### GIVEN TASK
Copy out the complete listing, word for word.

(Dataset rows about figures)

[start]

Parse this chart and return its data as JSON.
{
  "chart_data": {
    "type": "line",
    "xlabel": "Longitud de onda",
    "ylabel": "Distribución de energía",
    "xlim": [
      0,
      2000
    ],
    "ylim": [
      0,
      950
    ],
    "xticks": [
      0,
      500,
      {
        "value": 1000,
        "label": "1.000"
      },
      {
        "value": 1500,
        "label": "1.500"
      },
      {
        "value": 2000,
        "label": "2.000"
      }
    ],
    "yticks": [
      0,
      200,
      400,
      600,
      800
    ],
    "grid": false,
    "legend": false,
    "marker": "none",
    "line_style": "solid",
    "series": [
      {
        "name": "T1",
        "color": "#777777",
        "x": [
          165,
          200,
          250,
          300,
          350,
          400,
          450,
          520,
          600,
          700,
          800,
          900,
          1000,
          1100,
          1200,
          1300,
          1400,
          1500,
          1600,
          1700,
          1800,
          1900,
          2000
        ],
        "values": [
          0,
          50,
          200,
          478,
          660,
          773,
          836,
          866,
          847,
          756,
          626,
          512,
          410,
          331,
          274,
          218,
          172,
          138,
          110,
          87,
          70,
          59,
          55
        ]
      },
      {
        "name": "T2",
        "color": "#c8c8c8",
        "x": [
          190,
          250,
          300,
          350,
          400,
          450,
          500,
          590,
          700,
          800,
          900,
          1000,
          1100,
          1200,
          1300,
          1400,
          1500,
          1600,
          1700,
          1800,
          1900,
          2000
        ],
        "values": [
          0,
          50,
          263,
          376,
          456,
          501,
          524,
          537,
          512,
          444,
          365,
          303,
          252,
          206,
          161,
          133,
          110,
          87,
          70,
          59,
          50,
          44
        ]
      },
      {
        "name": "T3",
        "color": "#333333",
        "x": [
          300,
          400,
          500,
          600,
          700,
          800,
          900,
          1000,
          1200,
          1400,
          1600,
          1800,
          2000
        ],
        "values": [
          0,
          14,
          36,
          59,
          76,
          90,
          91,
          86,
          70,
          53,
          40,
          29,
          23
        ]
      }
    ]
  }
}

[end]

### SOLUTION BELOW
Parse this chart and return its data as JSON.
{
  "chart_data": {
    "type": "line",
    "xlabel": "Longitud de onda",
    "ylabel": "Distribución de energía",
    "xlim": [
      0,
      2000
    ],
    "ylim": [
      0,
      950
    ],
    "xticks": [
      0,
      500,
      {
        "value": 1000,
        "label": "1.000"
      },
      {
        "value": 1500,
        "label": "1.500"
      },
      {
        "value": 2000,
        "label": "2.000"
      }
    ],
    "yticks": [
      0,
      200,
      400,
      600,
      800
    ],
    "grid": false,
    "legend": false,
    "marker": "none",
    "line_style": "solid",
    "series": [
      {
        "name": "T1",
        "color": "#777777",
        "x": [
          165,
          200,
          250,
          300,
          350,
          400,
          450,
          520,
          600,
          700,
          800,
          900,
          1000,
          1100,
          1200,
          1300,
          1400,
          1500,
          1600,
          1700,
          1800,
          1900,
          2000
        ],
        "values": [
          0,
          50,
          200,
          478,
          660,
          773,
          836,
          866,
          847,
          756,
          626,
          512,
          410,
          331,
          274,
          218,
          172,
          138,
          110,
          87,
          70,
          59,
          55
        ]
      },
      {
        "name": "T2",
        "color": "#c8c8c8",
        "x": [
          190,
          250,
          300,
          350,
          400,
          450,
          500,
          590,
          700,
          800,
          900,
          1000,
          1100,
          1200,
          1300,
          1400,
          1500,
          1600,
          1700,
          1800,
          1900,
          2000
        ],
        "values": [
          0,
          50,
          263,
          376,
          456,
          501,
          524,
          537,
          512,
          444,
          365,
          303,
          252,
          206,
          161,
          133,
          110,
          87,
          70,
          59,
          50,
          44
        ]
      },
      {
        "name": "T3",
        "color": "#333333",
        "x": [
          300,
          400,
          500,
          600,
          700,
          800,
          900,
          1000,
          1200,
          1400,
          1600,
          1800,
          2000
        ],
        "values": [
          0,
          14,
          36,
          59,
          76,
          90,
          91,
          86,
          70,
          53,
          40,
          29,
          23
        ]
      }
    ]
  }
}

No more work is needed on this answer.